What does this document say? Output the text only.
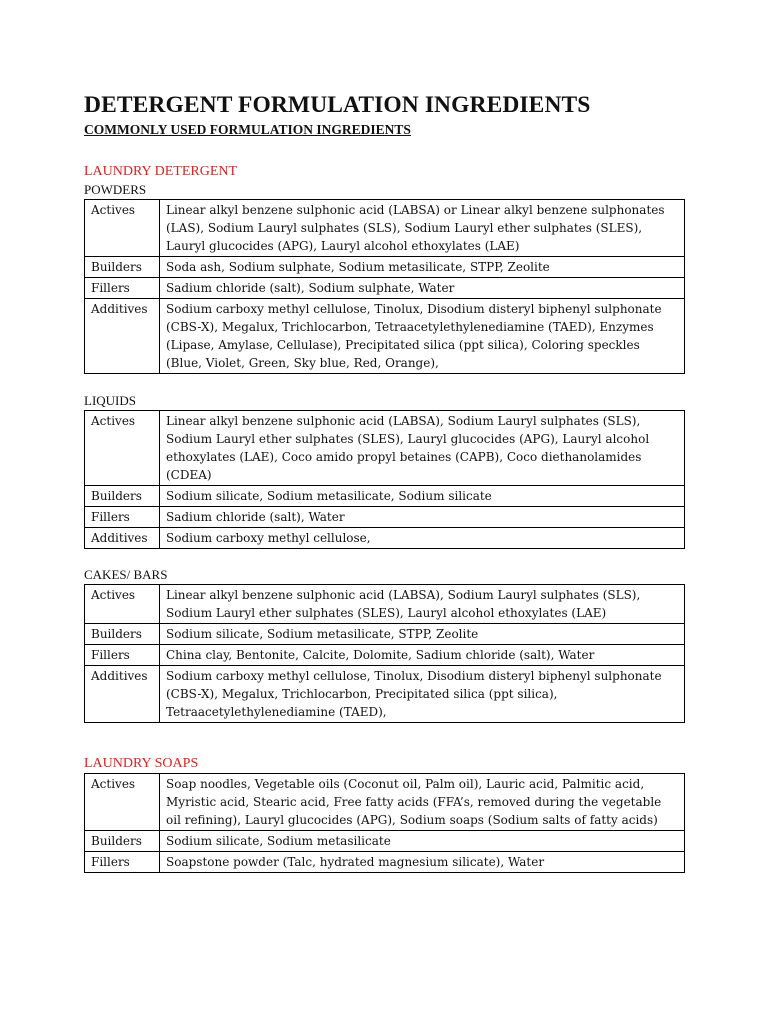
DETERGENT FORMULATION INGREDIENTS
COMMONLY USED FORMULATION INGREDIENTS
LAUNDRY DETERGENT
POWDERS
Actives	Linear alkyl benzene sulphonic acid (LABSA) or Linear alkyl benzene sulphonates (LAS), Sodium Lauryl sulphates (SLS), Sodium Lauryl ether sulphates (SLES), Lauryl glucocides (APG), Lauryl alcohol ethoxylates (LAE)
Builders	Soda ash, Sodium sulphate, Sodium metasilicate, STPP, Zeolite
Fillers	Sadium chloride (salt), Sodium sulphate, Water
Additives	Sodium carboxy methyl cellulose, Tinolux, Disodium disteryl biphenyl sulphonate (CBS-X), Megalux, Trichlocarbon, Tetraacetylethylenediamine (TAED), Enzymes (Lipase, Amylase, Cellulase), Precipitated silica (ppt silica), Coloring speckles (Blue, Violet, Green, Sky blue, Red, Orange),
LIQUIDS
Actives	Linear alkyl benzene sulphonic acid (LABSA), Sodium Lauryl sulphates (SLS), Sodium Lauryl ether sulphates (SLES), Lauryl glucocides (APG), Lauryl alcohol ethoxylates (LAE), Coco amido propyl betaines (CAPB), Coco diethanolamides (CDEA)
Builders	Sodium silicate, Sodium metasilicate, Sodium silicate
Fillers	Sadium chloride (salt), Water
Additives	Sodium carboxy methyl cellulose,
CAKES/ BARS
Actives	Linear alkyl benzene sulphonic acid (LABSA), Sodium Lauryl sulphates (SLS), Sodium Lauryl ether sulphates (SLES), Lauryl alcohol ethoxylates (LAE)
Builders	Sodium silicate, Sodium metasilicate, STPP, Zeolite
Fillers	China clay, Bentonite, Calcite, Dolomite, Sadium chloride (salt), Water
Additives	Sodium carboxy methyl cellulose, Tinolux, Disodium disteryl biphenyl sulphonate (CBS-X), Megalux, Trichlocarbon, Precipitated silica (ppt silica), Tetraacetylethylenediamine (TAED),
LAUNDRY SOAPS
Actives	Soap noodles, Vegetable oils (Coconut oil, Palm oil), Lauric acid, Palmitic acid, Myristic acid, Stearic acid, Free fatty acids (FFA’s, removed during the vegetable oil refining), Lauryl glucocides (APG), Sodium soaps (Sodium salts of fatty acids)
Builders	Sodium silicate, Sodium metasilicate
Fillers	Soapstone powder (Talc, hydrated magnesium silicate), Water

○ ○ ○ ○

» **ACTIVITY**:
The material above should be repeated word for word, with every picture omitted.

» **FINISHED TASK**:
What does this document say? Output the text only.
DETERGENT FORMULATION INGREDIENTS
COMMONLY USED FORMULATION INGREDIENTS
LAUNDRY DETERGENT
POWDERS
Actives	Linear alkyl benzene sulphonic acid (LABSA) or Linear alkyl benzene sulphonates (LAS), Sodium Lauryl sulphates (SLS), Sodium Lauryl ether sulphates (SLES), Lauryl glucocides (APG), Lauryl alcohol ethoxylates (LAE)
Builders	Soda ash, Sodium sulphate, Sodium metasilicate, STPP, Zeolite
Fillers	Sadium chloride (salt), Sodium sulphate, Water
Additives	Sodium carboxy methyl cellulose, Tinolux, Disodium disteryl biphenyl sulphonate (CBS-X), Megalux, Trichlocarbon, Tetraacetylethylenediamine (TAED), Enzymes (Lipase, Amylase, Cellulase), Precipitated silica (ppt silica), Coloring speckles (Blue, Violet, Green, Sky blue, Red, Orange),
LIQUIDS
Actives	Linear alkyl benzene sulphonic acid (LABSA), Sodium Lauryl sulphates (SLS), Sodium Lauryl ether sulphates (SLES), Lauryl glucocides (APG), Lauryl alcohol ethoxylates (LAE), Coco amido propyl betaines (CAPB), Coco diethanolamides (CDEA)
Builders	Sodium silicate, Sodium metasilicate, Sodium silicate
Fillers	Sadium chloride (salt), Water
Additives	Sodium carboxy methyl cellulose,
CAKES/ BARS
Actives	Linear alkyl benzene sulphonic acid (LABSA), Sodium Lauryl sulphates (SLS), Sodium Lauryl ether sulphates (SLES), Lauryl alcohol ethoxylates (LAE)
Builders	Sodium silicate, Sodium metasilicate, STPP, Zeolite
Fillers	China clay, Bentonite, Calcite, Dolomite, Sadium chloride (salt), Water
Additives	Sodium carboxy methyl cellulose, Tinolux, Disodium disteryl biphenyl sulphonate (CBS-X), Megalux, Trichlocarbon, Precipitated silica (ppt silica), Tetraacetylethylenediamine (TAED),
LAUNDRY SOAPS
Actives	Soap noodles, Vegetable oils (Coconut oil, Palm oil), Lauric acid, Palmitic acid, Myristic acid, Stearic acid, Free fatty acids (FFA’s, removed during the vegetable oil refining), Lauryl glucocides (APG), Sodium soaps (Sodium salts of fatty acids)
Builders	Sodium silicate, Sodium metasilicate
Fillers	Soapstone powder (Talc, hydrated magnesium silicate), Water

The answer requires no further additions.